## Exercise aim
Filter the listing below, copying every line in which the word "this" appears.

## Entries
········

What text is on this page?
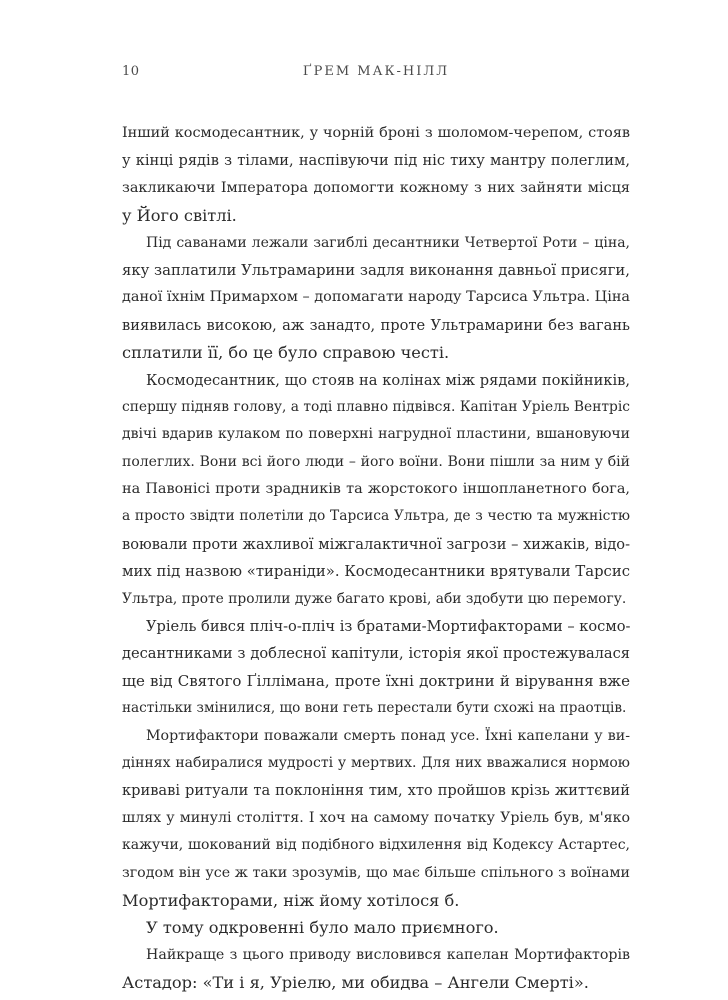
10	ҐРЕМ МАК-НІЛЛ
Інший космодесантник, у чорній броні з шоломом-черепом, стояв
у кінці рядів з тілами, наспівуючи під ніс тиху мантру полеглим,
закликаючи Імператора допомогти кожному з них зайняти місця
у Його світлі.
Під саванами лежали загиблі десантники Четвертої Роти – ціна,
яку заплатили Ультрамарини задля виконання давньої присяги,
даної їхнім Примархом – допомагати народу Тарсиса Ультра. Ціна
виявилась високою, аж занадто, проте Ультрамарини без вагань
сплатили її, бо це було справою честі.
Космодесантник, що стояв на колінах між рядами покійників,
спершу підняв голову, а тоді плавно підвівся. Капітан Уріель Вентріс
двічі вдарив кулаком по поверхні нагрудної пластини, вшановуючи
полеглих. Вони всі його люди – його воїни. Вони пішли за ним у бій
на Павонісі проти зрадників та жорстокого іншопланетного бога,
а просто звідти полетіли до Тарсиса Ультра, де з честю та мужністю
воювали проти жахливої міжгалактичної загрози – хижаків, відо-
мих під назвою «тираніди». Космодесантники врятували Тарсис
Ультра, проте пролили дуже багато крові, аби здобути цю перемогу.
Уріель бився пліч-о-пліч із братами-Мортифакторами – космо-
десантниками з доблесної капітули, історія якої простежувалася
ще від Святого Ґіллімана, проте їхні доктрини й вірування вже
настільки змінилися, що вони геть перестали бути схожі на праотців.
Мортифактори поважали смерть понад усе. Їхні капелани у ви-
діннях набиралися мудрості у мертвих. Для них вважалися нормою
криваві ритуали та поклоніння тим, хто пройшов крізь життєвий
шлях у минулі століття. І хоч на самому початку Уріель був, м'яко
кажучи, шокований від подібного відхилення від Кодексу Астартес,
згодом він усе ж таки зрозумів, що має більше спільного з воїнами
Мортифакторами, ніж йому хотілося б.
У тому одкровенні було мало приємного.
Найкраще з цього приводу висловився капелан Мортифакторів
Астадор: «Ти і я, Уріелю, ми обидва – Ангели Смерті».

········

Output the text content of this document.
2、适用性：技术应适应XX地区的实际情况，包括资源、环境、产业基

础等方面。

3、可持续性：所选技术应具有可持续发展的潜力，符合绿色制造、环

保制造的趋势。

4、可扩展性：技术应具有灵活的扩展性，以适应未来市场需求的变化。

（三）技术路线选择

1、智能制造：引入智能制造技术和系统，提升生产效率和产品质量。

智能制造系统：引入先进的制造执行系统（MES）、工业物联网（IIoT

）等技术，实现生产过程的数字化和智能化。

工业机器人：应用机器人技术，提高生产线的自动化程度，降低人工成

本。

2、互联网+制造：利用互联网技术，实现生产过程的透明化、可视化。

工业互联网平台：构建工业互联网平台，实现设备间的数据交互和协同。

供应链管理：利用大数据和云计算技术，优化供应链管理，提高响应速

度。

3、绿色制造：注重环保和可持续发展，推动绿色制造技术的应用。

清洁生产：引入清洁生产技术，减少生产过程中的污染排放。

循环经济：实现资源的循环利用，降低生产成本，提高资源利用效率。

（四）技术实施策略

········

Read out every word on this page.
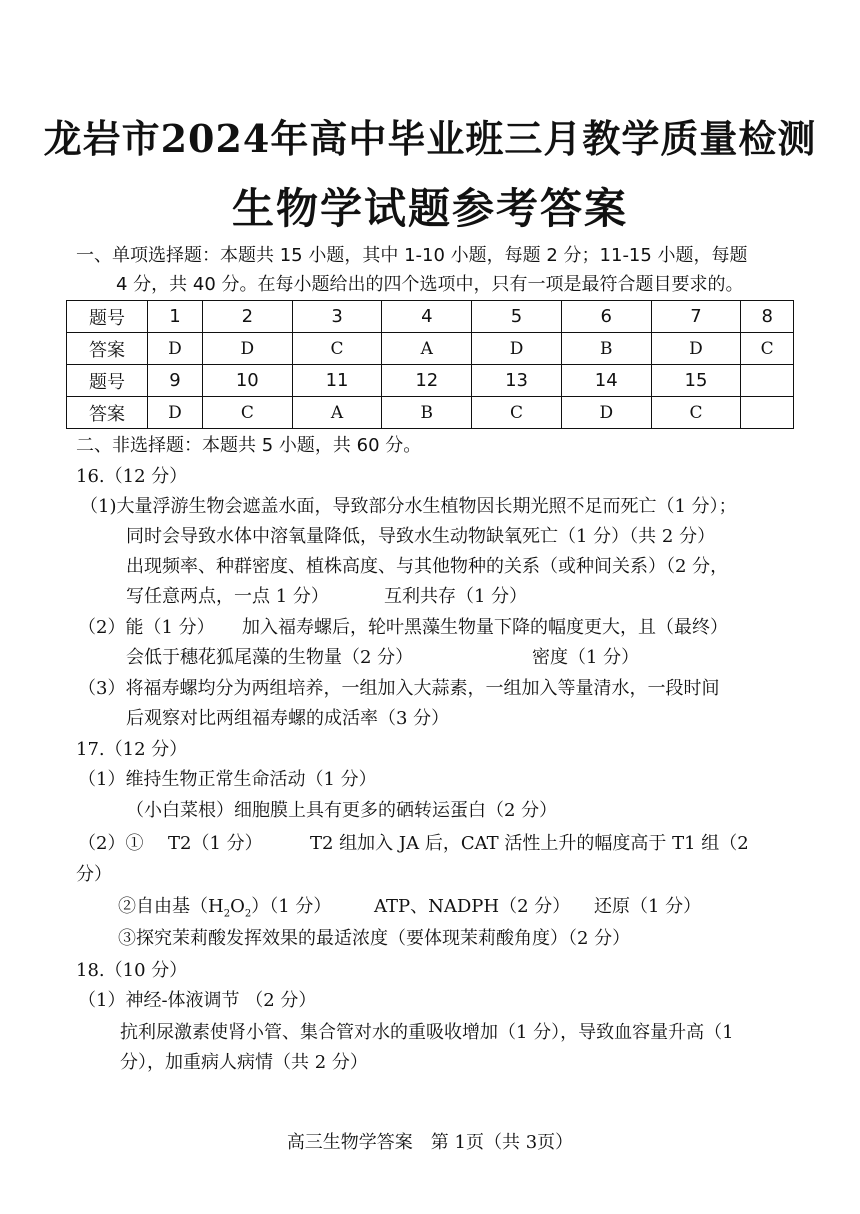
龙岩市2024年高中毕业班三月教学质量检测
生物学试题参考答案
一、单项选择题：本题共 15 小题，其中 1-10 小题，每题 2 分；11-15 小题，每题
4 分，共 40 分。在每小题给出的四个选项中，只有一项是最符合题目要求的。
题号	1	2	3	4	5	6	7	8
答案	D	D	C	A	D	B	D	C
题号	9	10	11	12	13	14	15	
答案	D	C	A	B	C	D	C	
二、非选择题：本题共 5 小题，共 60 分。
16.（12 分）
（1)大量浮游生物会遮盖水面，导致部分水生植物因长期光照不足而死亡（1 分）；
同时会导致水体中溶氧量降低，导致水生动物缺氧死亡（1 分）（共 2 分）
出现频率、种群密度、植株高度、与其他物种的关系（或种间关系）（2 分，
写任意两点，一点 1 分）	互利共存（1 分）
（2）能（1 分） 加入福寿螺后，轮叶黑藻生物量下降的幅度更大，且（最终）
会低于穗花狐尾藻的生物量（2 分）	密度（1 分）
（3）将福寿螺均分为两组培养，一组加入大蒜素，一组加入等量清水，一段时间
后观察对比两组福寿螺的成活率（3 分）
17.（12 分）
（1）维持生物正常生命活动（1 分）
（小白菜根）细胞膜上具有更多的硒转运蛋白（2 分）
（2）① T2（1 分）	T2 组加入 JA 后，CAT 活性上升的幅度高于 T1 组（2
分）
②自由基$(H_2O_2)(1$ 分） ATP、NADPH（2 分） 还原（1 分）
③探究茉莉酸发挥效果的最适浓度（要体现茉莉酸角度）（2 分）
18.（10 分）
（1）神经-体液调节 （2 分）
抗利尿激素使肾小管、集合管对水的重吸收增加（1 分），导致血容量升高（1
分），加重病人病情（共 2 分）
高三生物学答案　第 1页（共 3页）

········

## Complete response
What text is on this page?
Output the text content of this document.
Read out every word on this page.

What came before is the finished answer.